**Directions**
Extract all lines from the data beneath that include the word "basic".

>> BEGIN Available data

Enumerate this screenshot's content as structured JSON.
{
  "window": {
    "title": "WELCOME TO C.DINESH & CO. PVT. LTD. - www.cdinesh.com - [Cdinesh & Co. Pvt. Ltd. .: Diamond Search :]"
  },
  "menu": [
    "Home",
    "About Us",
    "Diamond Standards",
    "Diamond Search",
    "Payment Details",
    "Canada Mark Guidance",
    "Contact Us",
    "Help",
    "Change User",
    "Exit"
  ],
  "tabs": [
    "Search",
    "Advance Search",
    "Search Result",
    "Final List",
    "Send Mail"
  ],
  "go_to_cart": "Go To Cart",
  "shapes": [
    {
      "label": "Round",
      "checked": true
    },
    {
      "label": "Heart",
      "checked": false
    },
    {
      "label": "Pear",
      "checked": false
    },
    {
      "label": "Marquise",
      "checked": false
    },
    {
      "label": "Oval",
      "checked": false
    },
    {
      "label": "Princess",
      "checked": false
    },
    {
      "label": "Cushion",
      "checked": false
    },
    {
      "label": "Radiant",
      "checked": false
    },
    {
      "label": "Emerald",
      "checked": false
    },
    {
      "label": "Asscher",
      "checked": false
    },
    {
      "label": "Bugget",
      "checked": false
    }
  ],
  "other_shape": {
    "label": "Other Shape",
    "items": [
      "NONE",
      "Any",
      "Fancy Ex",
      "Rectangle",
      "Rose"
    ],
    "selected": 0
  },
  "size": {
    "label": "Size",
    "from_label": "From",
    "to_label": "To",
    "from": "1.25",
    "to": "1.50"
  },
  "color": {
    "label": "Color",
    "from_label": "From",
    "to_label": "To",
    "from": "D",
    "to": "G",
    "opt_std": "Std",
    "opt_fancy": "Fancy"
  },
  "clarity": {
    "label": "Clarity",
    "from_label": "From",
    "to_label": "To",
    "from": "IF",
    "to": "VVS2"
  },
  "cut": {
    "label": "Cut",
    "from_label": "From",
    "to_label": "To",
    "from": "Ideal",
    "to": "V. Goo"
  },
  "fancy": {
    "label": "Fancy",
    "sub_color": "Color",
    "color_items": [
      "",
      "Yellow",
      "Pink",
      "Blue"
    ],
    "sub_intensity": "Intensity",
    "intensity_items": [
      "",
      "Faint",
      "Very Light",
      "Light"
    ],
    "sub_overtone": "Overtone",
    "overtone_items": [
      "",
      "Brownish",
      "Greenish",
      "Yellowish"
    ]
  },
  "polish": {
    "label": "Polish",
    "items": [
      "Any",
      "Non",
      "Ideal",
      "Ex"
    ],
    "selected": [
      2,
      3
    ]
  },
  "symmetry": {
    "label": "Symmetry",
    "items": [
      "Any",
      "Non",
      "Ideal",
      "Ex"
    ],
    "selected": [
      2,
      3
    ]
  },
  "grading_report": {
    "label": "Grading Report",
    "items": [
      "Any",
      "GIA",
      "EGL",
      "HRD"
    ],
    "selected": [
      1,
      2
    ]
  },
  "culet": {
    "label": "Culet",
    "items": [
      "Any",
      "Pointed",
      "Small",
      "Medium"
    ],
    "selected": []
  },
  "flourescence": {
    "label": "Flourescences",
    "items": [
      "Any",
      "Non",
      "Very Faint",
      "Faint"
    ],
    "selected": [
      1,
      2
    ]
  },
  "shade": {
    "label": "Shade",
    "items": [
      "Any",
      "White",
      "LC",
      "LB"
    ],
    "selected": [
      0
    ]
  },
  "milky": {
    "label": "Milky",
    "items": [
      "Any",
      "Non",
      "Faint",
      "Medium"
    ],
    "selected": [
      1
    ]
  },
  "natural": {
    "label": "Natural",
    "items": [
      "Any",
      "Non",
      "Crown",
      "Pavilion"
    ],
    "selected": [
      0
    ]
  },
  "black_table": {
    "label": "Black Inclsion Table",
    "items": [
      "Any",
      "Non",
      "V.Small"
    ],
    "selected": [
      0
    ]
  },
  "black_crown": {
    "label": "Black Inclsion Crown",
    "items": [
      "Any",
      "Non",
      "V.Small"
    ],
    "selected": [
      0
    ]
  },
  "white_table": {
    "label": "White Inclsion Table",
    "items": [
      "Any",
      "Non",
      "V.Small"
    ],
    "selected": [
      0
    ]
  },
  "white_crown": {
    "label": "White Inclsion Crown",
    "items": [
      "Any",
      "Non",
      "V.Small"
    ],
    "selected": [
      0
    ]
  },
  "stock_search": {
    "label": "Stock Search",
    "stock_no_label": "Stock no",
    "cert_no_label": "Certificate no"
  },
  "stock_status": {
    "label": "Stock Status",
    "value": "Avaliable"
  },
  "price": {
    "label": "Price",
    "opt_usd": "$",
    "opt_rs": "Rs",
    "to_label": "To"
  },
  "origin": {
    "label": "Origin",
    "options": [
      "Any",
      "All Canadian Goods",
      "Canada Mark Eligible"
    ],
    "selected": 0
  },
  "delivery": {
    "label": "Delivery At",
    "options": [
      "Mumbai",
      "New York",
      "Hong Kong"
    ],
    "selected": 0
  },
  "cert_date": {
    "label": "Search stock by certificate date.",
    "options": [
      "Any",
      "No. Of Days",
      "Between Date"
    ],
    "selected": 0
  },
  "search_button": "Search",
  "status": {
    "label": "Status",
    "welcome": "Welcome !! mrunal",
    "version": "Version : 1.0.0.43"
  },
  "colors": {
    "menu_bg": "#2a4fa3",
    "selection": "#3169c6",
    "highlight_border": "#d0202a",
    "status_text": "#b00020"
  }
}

>> END Available data
>> BEGIN Available data

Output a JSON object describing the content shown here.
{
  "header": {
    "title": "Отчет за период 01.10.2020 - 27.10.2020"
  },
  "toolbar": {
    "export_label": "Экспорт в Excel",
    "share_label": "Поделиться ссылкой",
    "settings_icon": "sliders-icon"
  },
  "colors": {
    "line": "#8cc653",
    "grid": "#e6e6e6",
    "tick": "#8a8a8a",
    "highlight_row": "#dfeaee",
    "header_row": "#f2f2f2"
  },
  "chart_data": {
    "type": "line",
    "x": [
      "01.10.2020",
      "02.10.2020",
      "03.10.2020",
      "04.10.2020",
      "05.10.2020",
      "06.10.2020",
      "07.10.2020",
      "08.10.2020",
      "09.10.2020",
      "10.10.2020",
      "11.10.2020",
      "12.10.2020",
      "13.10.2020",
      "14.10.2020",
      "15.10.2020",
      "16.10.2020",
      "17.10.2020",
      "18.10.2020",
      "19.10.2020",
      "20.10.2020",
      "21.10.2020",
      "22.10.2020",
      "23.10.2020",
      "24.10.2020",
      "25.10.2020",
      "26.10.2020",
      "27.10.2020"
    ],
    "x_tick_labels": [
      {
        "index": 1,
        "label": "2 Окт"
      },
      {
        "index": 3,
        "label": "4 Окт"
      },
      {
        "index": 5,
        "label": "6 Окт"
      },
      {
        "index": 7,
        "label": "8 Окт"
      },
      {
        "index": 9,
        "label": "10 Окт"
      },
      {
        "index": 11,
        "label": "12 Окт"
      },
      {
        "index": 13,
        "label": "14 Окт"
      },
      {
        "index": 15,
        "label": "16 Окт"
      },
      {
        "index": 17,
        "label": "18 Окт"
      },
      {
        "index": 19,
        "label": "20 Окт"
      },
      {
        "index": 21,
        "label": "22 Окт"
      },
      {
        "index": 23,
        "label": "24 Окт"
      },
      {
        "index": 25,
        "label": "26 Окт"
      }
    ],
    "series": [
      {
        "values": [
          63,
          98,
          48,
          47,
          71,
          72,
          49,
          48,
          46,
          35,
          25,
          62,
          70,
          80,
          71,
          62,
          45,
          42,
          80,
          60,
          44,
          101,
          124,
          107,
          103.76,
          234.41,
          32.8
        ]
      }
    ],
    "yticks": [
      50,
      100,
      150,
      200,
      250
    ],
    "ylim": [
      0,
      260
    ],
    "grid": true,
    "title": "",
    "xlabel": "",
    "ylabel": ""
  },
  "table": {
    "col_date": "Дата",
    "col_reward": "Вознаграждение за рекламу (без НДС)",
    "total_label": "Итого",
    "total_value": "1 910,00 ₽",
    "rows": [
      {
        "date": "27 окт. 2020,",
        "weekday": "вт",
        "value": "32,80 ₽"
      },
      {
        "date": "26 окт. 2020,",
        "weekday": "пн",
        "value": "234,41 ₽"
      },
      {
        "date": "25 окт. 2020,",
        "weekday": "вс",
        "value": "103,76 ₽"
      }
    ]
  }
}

>> END Available data
>> BEGIN Available data

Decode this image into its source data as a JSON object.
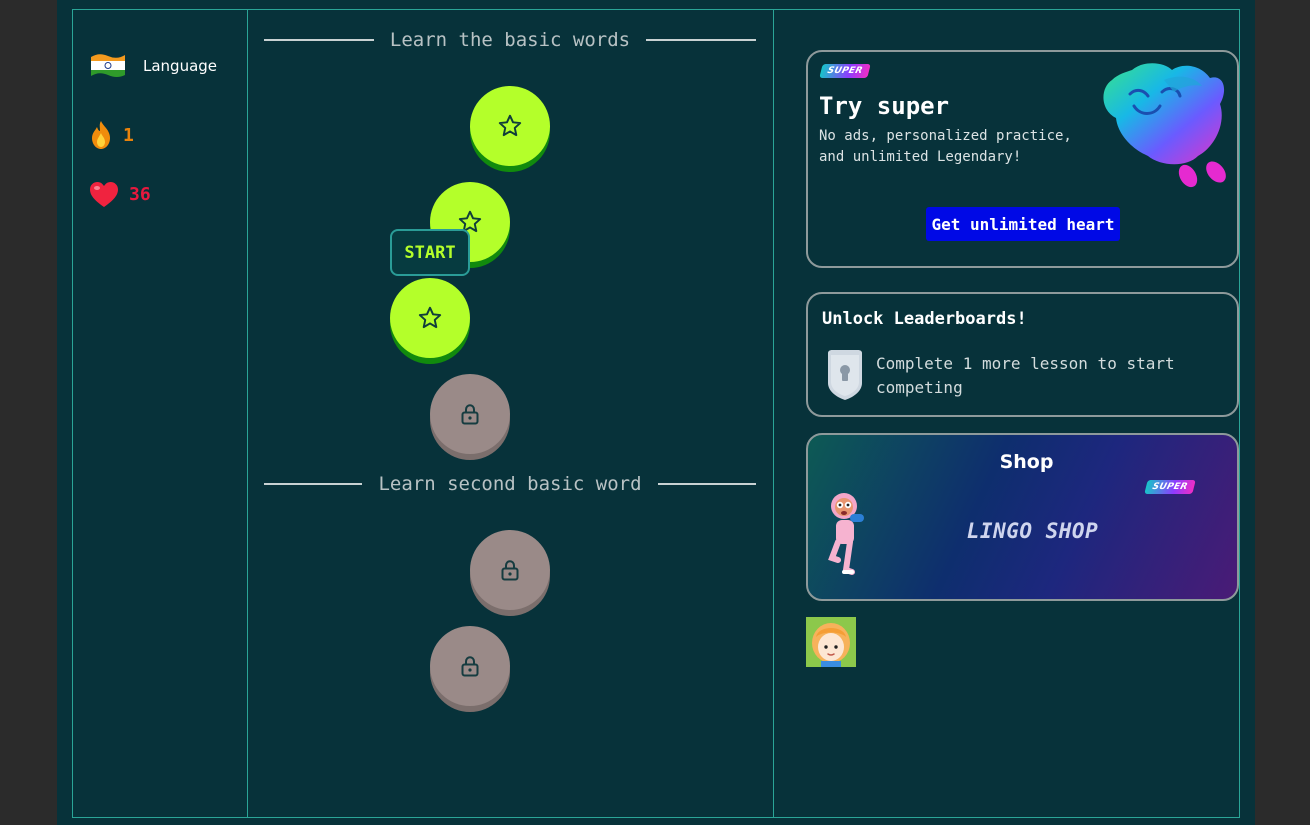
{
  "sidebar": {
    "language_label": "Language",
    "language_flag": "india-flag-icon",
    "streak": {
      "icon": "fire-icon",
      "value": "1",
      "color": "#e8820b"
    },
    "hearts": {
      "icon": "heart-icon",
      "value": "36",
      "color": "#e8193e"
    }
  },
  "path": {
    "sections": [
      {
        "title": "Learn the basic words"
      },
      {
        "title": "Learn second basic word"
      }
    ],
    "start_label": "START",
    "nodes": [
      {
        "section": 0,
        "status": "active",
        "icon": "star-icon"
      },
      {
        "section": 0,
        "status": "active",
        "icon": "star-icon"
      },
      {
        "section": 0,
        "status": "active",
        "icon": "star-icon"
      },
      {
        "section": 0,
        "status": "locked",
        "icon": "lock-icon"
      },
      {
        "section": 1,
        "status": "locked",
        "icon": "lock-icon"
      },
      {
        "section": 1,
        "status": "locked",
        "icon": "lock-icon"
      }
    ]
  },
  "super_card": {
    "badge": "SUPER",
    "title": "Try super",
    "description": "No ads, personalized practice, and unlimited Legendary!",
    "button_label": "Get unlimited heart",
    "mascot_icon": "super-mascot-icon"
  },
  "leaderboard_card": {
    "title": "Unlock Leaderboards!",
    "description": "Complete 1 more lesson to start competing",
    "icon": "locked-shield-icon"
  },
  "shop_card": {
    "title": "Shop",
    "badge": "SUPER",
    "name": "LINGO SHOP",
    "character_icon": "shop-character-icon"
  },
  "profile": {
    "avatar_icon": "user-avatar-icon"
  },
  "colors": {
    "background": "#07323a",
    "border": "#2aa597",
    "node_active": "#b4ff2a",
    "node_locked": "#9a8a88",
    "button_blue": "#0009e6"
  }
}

>> END Available data

**Result**
        "title": "Learn the basic words"
        "title": "Learn second basic word"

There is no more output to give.